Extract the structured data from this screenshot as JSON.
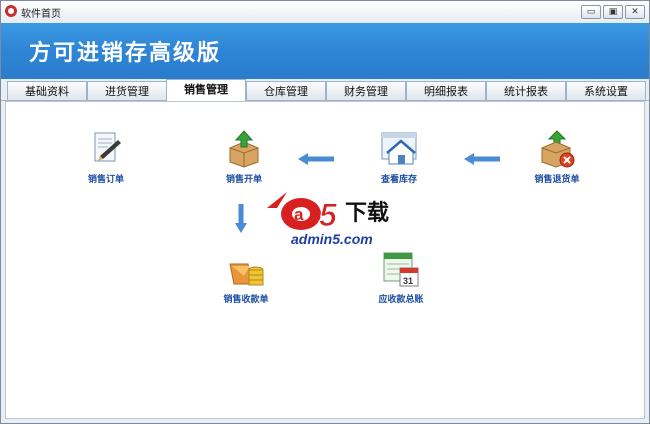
{
  "window": {
    "title": "软件首页",
    "buttons": {
      "minimize": "▭",
      "restore": "▣",
      "close": "✕"
    }
  },
  "banner": {
    "title": "方可进销存高级版"
  },
  "tabs": [
    {
      "label": "基础资料"
    },
    {
      "label": "进货管理"
    },
    {
      "label": "销售管理",
      "active": true
    },
    {
      "label": "仓库管理"
    },
    {
      "label": "财务管理"
    },
    {
      "label": "明细报表"
    },
    {
      "label": "统计报表"
    },
    {
      "label": "系统设置"
    }
  ],
  "items": {
    "sales_order": {
      "label": "销售订单",
      "icon": "document-pen-icon"
    },
    "sales_invoice": {
      "label": "销售开单",
      "icon": "box-up-arrow-icon"
    },
    "view_stock": {
      "label": "查看库存",
      "icon": "warehouse-icon"
    },
    "sales_return": {
      "label": "销售退货单",
      "icon": "box-return-icon"
    },
    "sales_receipt": {
      "label": "销售收款单",
      "icon": "money-box-icon"
    },
    "receivable_ledger": {
      "label": "应收款总账",
      "icon": "calendar-ledger-icon"
    }
  },
  "watermark": {
    "brand_left": "a",
    "brand_num": "5",
    "brand_right": "下载",
    "domain": "admin5.com"
  },
  "colors": {
    "banner": "#2f86d6",
    "label": "#1e4fa2",
    "arrow": "#4a8bd6"
  }
}
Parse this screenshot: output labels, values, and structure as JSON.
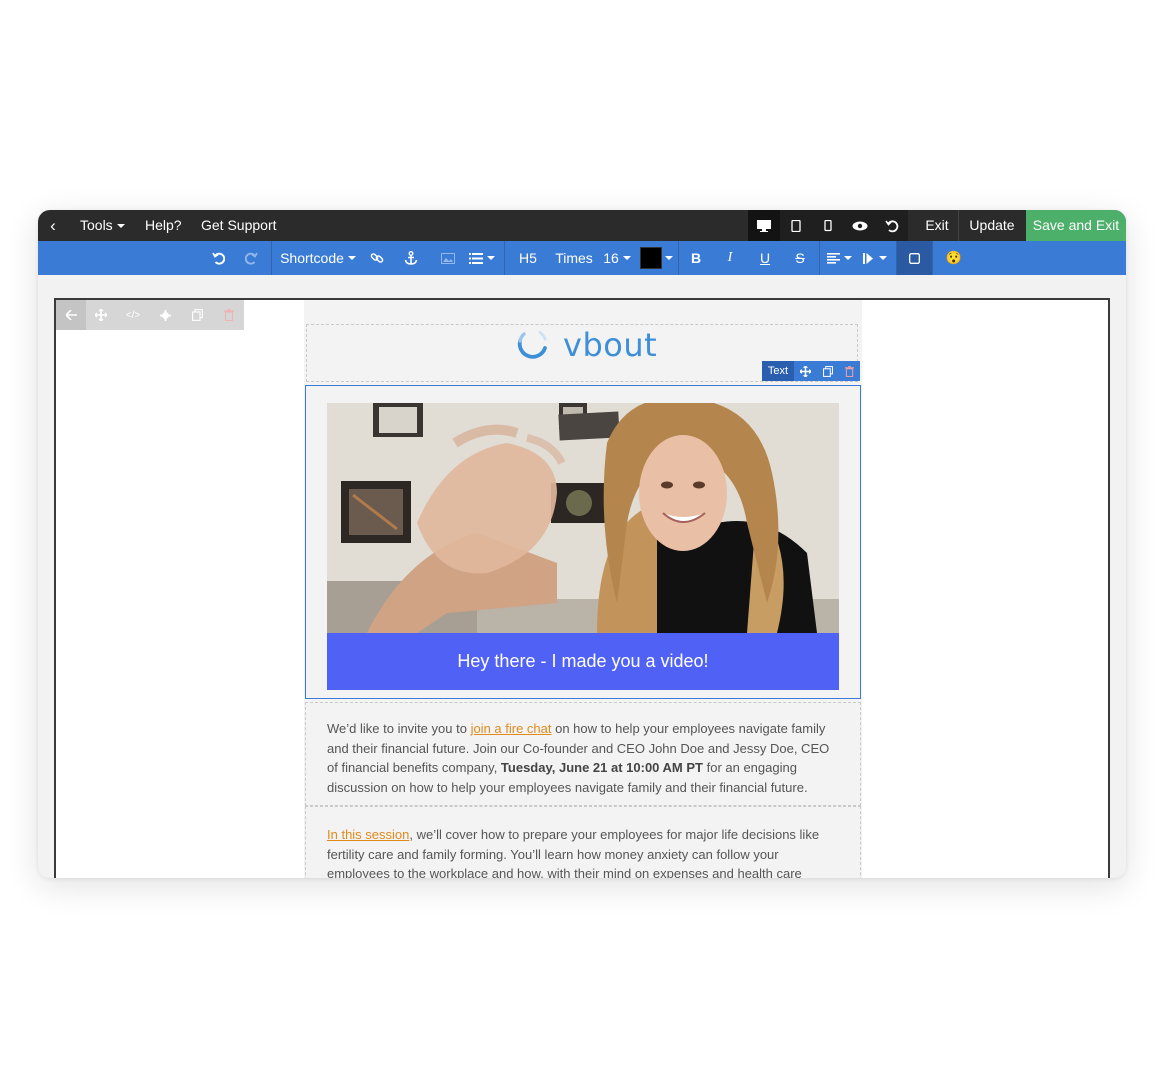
{
  "topbar": {
    "tools_label": "Tools",
    "help_label": "Help?",
    "support_label": "Get Support",
    "exit_label": "Exit",
    "update_label": "Update",
    "save_exit_label": "Save and Exit",
    "device_icons": [
      "desktop-icon",
      "tablet-icon",
      "mobile-icon",
      "preview-eye-icon",
      "history-icon"
    ]
  },
  "toolbar": {
    "shortcode_label": "Shortcode",
    "heading_label": "H5",
    "font_label": "Times",
    "size_label": "16",
    "bold_label": "B",
    "italic_label": "I",
    "underline_label": "U",
    "strike_label": "S",
    "color_value": "#000000",
    "emoji": "😯"
  },
  "element_toolbar": {
    "label": "Text"
  },
  "email": {
    "logo_text": "vbout",
    "video_cta": "Hey there - I made you a video!",
    "p1_prefix": "We’d like to invite you to ",
    "p1_link": "join a fire chat",
    "p1_middle": " on how to help your employees navigate family and their financial future. Join our Co-founder and CEO John Doe and Jessy Doe, CEO of financial benefits company, ",
    "p1_bold": "Tuesday, June 21 at 10:00 AM PT",
    "p1_suffix": " for an engaging discussion on how to help your employees navigate family and their financial future.",
    "p2_link": "In this session",
    "p2_text": ", we’ll cover how to prepare your employees for major life decisions like fertility care and family forming. You’ll learn how money anxiety can follow your employees to the workplace and how, with their mind on expenses and health care"
  },
  "colors": {
    "topbar_bg": "#2b2b2b",
    "toolbar_bg": "#3a7bd5",
    "save_button": "#4caf6a",
    "cta_bg": "#5061f5",
    "link": "#e08a1e",
    "logo": "#3d8fd8"
  }
}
◇ ◇ ◇ ◇ ◇
> _Your objective_
Using the data above, print every line exactly, omitting pictures.

> _Answer in full_
Extract the structured data from this screenshot as JSON.
{
  "window": {
    "title": "软件首页",
    "buttons": {
      "minimize": "▭",
      "restore": "▣",
      "close": "✕"
    }
  },
  "banner": {
    "title": "方可进销存高级版"
  },
  "tabs": [
    {
      "label": "基础资料"
    },
    {
      "label": "进货管理"
    },
    {
      "label": "销售管理",
      "active": true
    },
    {
      "label": "仓库管理"
    },
    {
      "label": "财务管理"
    },
    {
      "label": "明细报表"
    },
    {
      "label": "统计报表"
    },
    {
      "label": "系统设置"
    }
  ],
  "items": {
    "sales_order": {
      "label": "销售订单",
      "icon": "document-pen-icon"
    },
    "sales_invoice": {
      "label": "销售开单",
      "icon": "box-up-arrow-icon"
    },
    "view_stock": {
      "label": "查看库存",
      "icon": "warehouse-icon"
    },
    "sales_return": {
      "label": "销售退货单",
      "icon": "box-return-icon"
    },
    "sales_receipt": {
      "label": "销售收款单",
      "icon": "money-box-icon"
    },
    "receivable_ledger": {
      "label": "应收款总账",
      "icon": "calendar-ledger-icon"
    }
  },
  "watermark": {
    "brand_left": "a",
    "brand_num": "5",
    "brand_right": "下载",
    "domain": "admin5.com"
  },
  "colors": {
    "banner": "#2f86d6",
    "label": "#1e4fa2",
    "arrow": "#4a8bd6"
  }
}
Parse this screenshot: output labels, values, and structure as JSON.
{
  "topbar": {
    "tools_label": "Tools",
    "help_label": "Help?",
    "support_label": "Get Support",
    "exit_label": "Exit",
    "update_label": "Update",
    "save_exit_label": "Save and Exit",
    "device_icons": [
      "desktop-icon",
      "tablet-icon",
      "mobile-icon",
      "preview-eye-icon",
      "history-icon"
    ]
  },
  "toolbar": {
    "shortcode_label": "Shortcode",
    "heading_label": "H5",
    "font_label": "Times",
    "size_label": "16",
    "bold_label": "B",
    "italic_label": "I",
    "underline_label": "U",
    "strike_label": "S",
    "color_value": "#000000",
    "emoji": "😯"
  },
  "element_toolbar": {
    "label": "Text"
  },
  "email": {
    "logo_text": "vbout",
    "video_cta": "Hey there - I made you a video!",
    "p1_prefix": "We’d like to invite you to ",
    "p1_link": "join a fire chat",
    "p1_middle": " on how to help your employees navigate family and their financial future. Join our Co-founder and CEO John Doe and Jessy Doe, CEO of financial benefits company, ",
    "p1_bold": "Tuesday, June 21 at 10:00 AM PT",
    "p1_suffix": " for an engaging discussion on how to help your employees navigate family and their financial future.",
    "p2_link": "In this session",
    "p2_text": ", we’ll cover how to prepare your employees for major life decisions like fertility care and family forming. You’ll learn how money anxiety can follow your employees to the workplace and how, with their mind on expenses and health care"
  },
  "colors": {
    "topbar_bg": "#2b2b2b",
    "toolbar_bg": "#3a7bd5",
    "save_button": "#4caf6a",
    "cta_bg": "#5061f5",
    "link": "#e08a1e",
    "logo": "#3d8fd8"
  }
}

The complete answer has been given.